DIRECTIONS FOR THIS TASK ->
Where a line of the listing below includes the word "mais", reproduce that line.

=== MATERIAL TO PROCESS ===

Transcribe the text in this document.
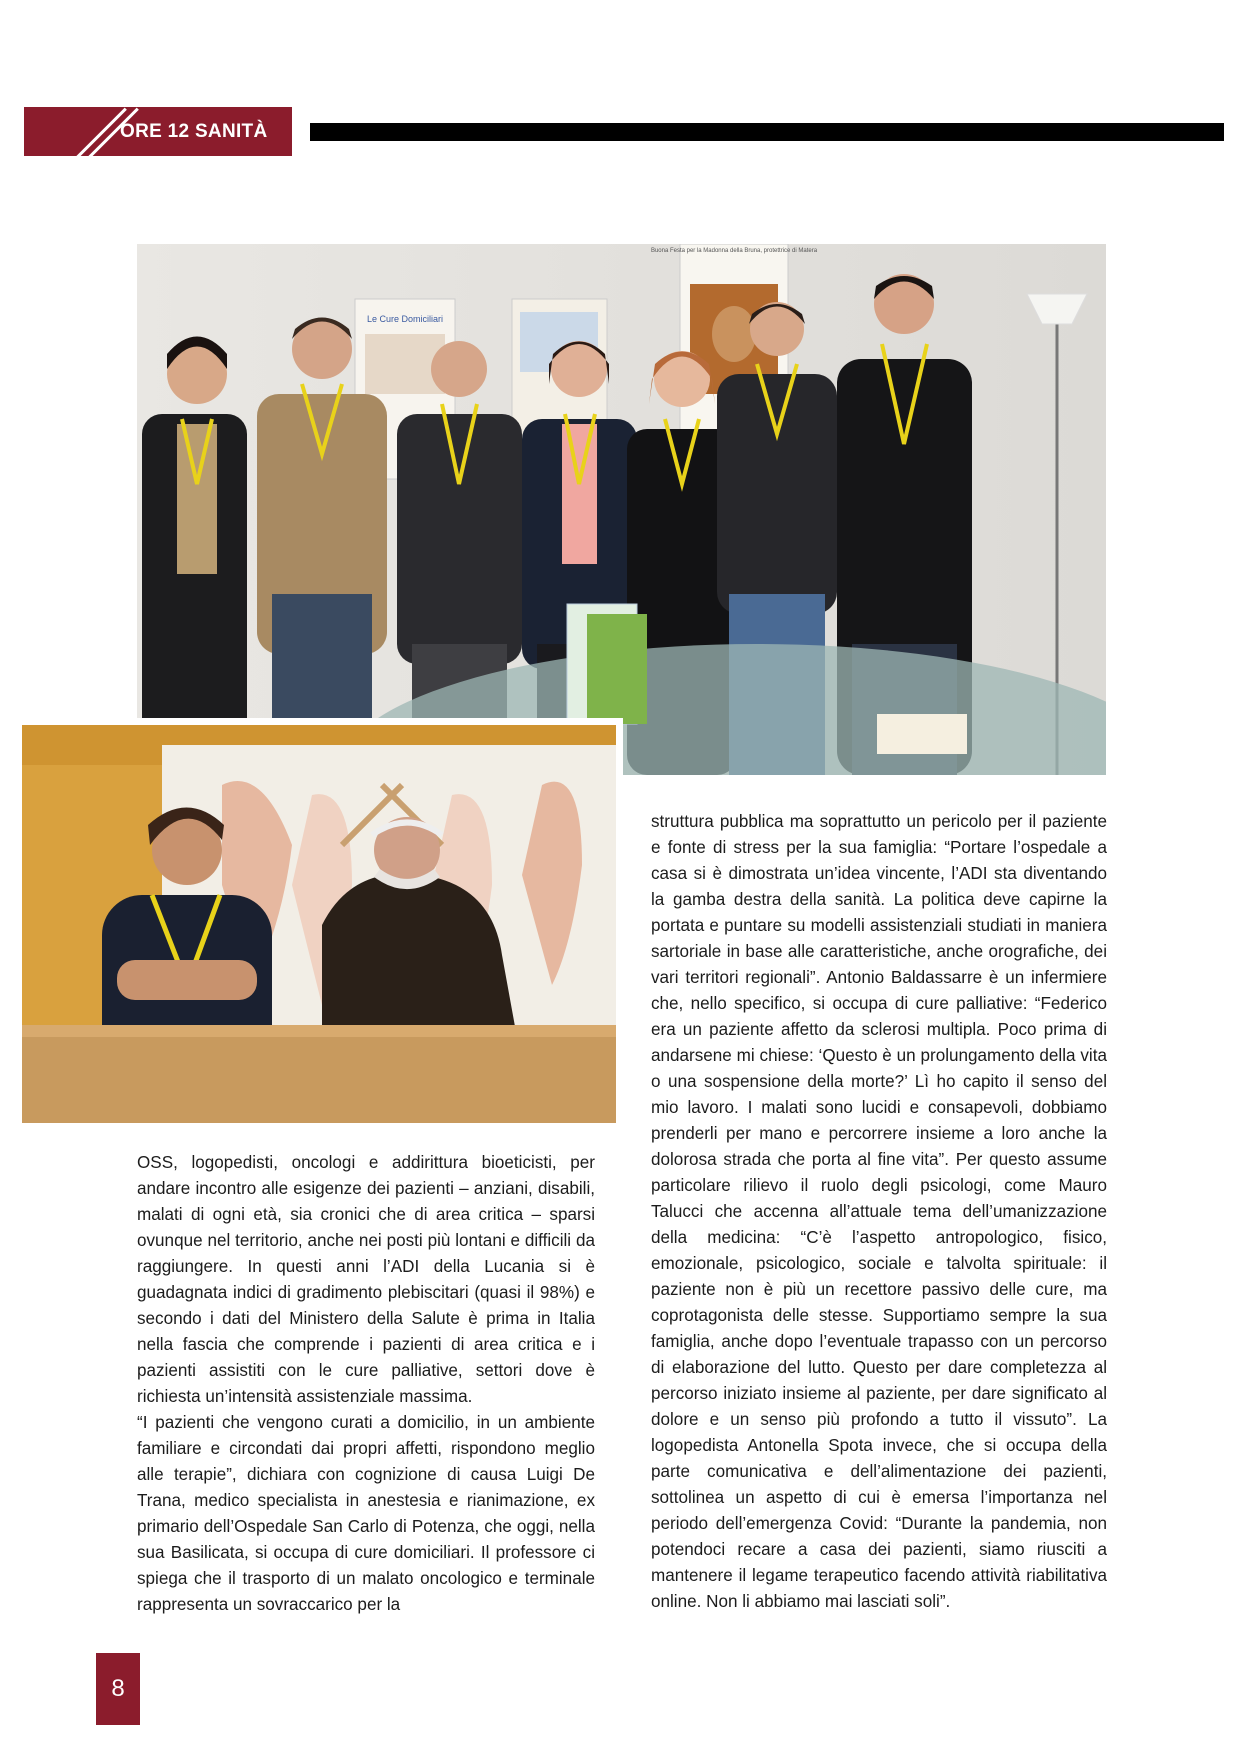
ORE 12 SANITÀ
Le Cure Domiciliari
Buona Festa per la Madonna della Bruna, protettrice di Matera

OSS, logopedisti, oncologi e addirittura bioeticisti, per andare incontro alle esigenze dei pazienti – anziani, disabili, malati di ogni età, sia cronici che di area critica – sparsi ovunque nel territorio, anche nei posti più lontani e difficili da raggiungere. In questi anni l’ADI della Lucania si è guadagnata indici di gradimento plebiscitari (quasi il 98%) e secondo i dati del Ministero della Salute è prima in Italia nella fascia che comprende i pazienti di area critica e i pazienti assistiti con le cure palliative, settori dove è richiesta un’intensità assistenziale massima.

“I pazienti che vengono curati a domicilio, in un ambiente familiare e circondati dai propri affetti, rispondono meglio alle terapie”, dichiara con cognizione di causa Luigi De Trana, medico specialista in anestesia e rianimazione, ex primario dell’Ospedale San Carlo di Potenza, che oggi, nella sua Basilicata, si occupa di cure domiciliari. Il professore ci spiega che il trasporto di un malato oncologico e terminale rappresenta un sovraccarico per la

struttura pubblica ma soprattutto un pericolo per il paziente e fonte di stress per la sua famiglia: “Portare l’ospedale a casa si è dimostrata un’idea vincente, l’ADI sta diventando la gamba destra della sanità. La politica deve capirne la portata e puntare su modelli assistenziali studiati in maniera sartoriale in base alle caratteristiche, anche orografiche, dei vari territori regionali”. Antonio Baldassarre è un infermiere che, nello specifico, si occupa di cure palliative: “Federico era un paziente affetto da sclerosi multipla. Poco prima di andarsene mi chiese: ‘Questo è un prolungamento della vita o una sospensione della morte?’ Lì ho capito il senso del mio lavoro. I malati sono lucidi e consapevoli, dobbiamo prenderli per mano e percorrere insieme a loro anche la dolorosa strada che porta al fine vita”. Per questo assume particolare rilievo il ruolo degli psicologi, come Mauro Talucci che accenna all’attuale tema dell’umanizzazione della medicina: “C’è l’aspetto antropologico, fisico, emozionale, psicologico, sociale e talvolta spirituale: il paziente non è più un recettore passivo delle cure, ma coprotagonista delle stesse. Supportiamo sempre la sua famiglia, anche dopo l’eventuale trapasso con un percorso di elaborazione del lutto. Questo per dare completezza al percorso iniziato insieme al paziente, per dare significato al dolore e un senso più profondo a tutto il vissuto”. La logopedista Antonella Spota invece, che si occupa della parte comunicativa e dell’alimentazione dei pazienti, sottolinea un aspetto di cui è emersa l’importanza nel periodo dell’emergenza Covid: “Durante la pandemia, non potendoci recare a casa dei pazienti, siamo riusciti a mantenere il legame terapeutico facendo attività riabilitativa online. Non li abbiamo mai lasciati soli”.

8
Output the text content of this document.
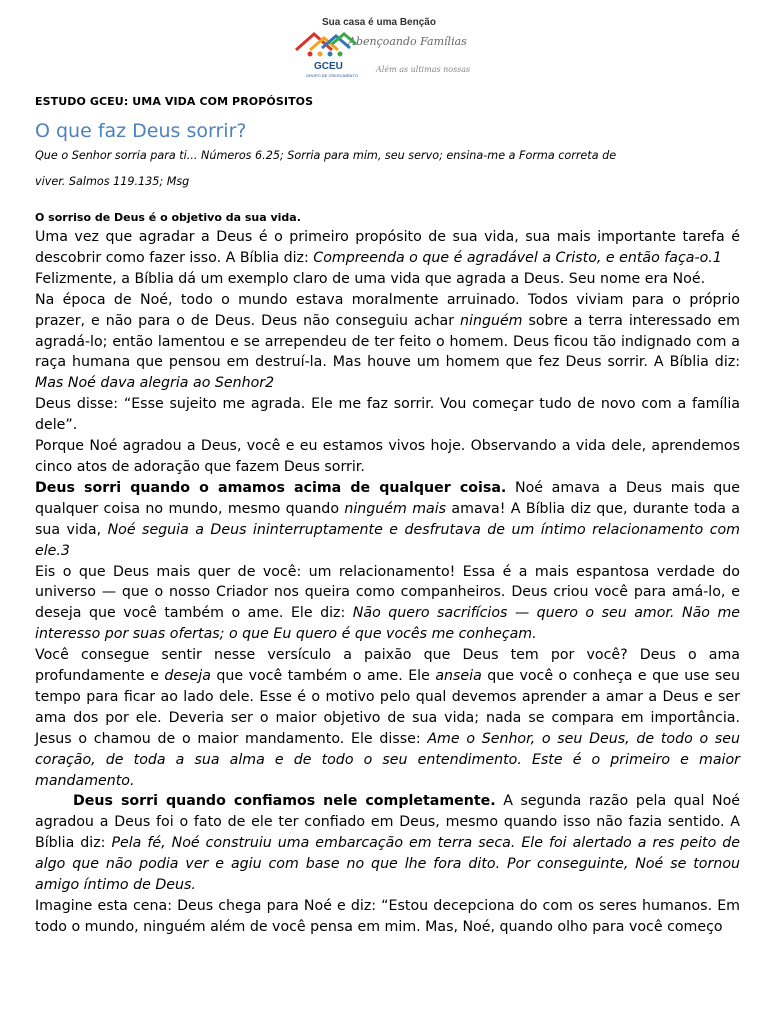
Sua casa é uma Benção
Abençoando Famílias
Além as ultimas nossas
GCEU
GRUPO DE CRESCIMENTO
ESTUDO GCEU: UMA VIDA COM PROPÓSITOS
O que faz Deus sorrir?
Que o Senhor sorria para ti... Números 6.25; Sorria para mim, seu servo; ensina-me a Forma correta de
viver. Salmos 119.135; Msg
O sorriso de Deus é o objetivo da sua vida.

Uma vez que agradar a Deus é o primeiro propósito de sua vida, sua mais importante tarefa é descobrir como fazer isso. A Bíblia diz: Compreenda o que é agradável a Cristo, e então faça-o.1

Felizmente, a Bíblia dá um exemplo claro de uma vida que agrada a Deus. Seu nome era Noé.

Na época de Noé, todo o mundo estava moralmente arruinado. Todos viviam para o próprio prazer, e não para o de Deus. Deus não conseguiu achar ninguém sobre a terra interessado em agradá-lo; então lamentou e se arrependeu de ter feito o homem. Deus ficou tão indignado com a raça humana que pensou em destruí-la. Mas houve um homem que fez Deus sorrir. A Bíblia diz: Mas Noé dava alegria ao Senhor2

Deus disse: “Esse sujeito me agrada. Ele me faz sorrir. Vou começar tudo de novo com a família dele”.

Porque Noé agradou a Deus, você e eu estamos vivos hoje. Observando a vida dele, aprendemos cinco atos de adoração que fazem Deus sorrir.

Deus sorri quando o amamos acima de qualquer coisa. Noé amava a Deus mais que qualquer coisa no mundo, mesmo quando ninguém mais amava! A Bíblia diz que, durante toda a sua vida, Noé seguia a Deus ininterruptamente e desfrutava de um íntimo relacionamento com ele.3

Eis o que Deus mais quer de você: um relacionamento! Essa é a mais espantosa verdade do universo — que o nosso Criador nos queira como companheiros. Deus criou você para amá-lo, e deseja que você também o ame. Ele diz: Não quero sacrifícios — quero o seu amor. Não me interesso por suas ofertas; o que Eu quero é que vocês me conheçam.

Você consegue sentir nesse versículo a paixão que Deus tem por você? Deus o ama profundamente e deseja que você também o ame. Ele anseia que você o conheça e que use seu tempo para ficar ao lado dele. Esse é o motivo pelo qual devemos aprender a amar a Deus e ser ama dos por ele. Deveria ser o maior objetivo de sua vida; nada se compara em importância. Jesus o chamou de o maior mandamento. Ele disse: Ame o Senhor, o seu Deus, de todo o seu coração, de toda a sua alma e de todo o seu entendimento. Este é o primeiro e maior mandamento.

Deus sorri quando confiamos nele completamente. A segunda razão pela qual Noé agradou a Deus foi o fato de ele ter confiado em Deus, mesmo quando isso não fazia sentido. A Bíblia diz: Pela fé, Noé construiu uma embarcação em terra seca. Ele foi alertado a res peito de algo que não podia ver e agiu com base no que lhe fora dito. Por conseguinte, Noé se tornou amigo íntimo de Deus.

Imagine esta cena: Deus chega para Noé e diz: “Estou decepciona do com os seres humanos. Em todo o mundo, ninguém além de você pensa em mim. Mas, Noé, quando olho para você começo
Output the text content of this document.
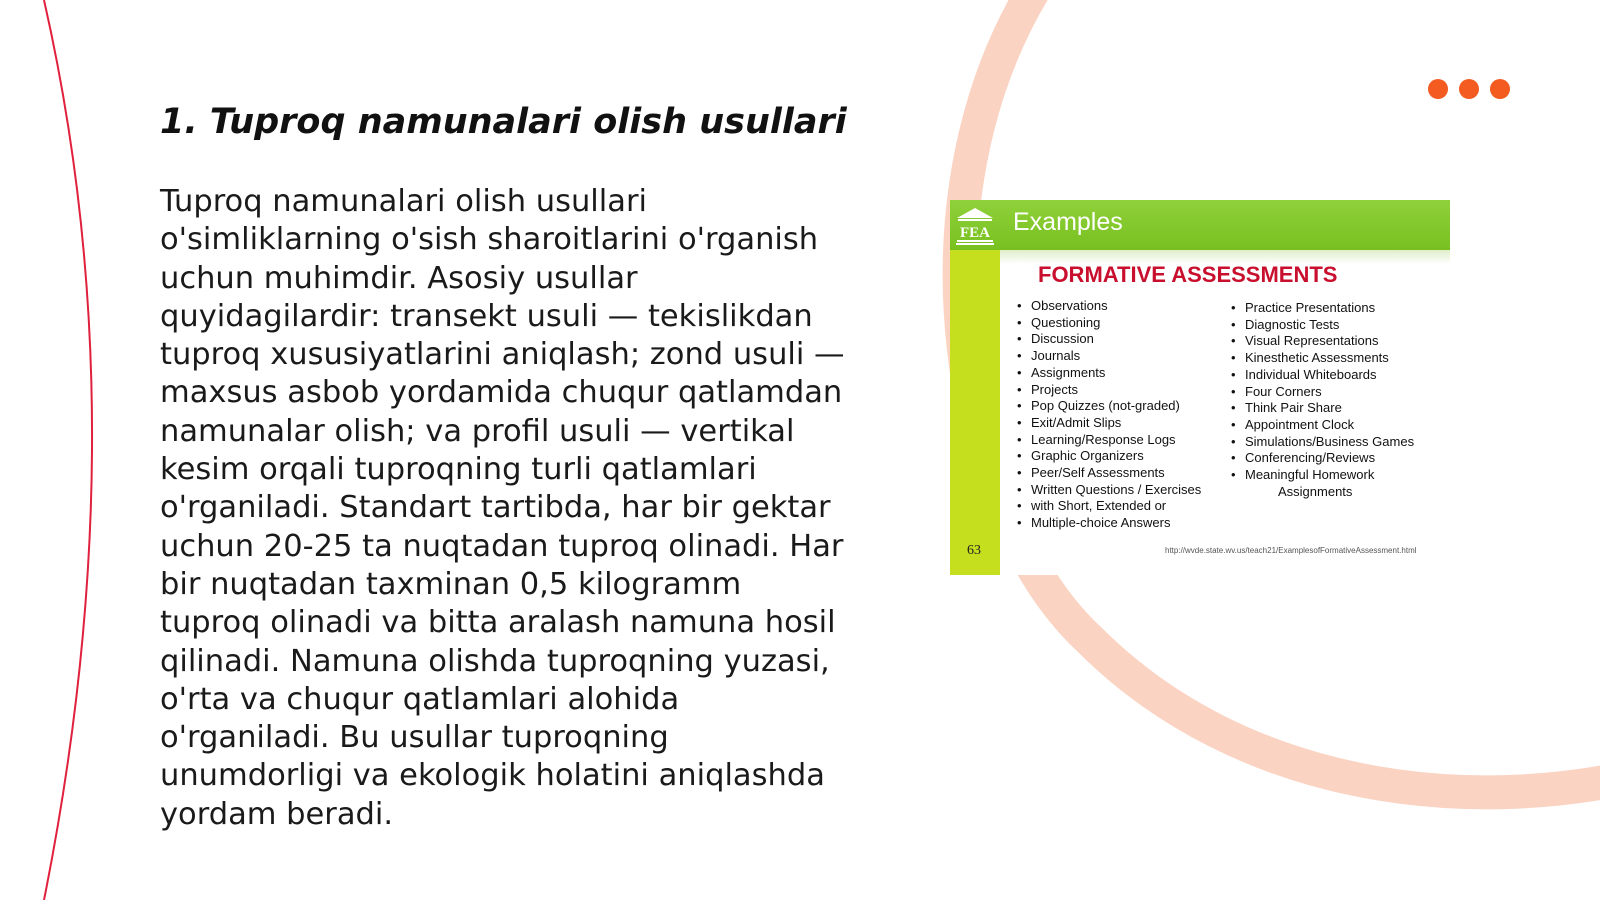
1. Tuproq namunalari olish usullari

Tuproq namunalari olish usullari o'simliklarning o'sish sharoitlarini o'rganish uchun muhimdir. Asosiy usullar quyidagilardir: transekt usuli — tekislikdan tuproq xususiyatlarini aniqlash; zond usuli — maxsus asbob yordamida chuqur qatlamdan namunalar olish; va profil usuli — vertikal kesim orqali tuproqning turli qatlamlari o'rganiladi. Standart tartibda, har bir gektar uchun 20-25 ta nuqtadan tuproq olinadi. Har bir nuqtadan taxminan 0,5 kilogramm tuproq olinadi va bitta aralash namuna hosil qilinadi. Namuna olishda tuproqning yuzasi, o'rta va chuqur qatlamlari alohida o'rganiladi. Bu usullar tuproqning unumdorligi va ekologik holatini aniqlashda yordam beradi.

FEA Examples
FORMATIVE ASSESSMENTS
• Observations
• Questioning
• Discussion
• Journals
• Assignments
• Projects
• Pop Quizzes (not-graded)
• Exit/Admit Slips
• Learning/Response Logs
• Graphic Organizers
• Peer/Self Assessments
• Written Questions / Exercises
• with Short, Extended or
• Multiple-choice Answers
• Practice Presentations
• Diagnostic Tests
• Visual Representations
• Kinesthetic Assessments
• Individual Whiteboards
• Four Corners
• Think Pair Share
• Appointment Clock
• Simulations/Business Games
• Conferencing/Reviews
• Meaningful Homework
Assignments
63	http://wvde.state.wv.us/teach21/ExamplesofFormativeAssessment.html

===

RESPONSE TO THIS EXERCISE ->
Uma vez que agradar a Deus é o primeiro propósito de sua vida, sua mais importante tarefa é descobrir como fazer isso. A Bíblia diz: Compreenda o que é agradável a Cristo, e então faça-o.1
Deus sorri quando o amamos acima de qualquer coisa. Noé amava a Deus mais que qualquer coisa no mundo, mesmo quando ninguém mais amava! A Bíblia diz que, durante toda a sua vida, Noé seguia a Deus ininterruptamente e desfrutava de um íntimo relacionamento com ele.3
Eis o que Deus mais quer de você: um relacionamento! Essa é a mais espantosa verdade do universo — que o nosso Criador nos queira como companheiros. Deus criou você para amá-lo, e deseja que você também o ame. Ele diz: Não quero sacrifícios — quero o seu amor. Não me interesso por suas ofertas; o que Eu quero é que vocês me conheçam.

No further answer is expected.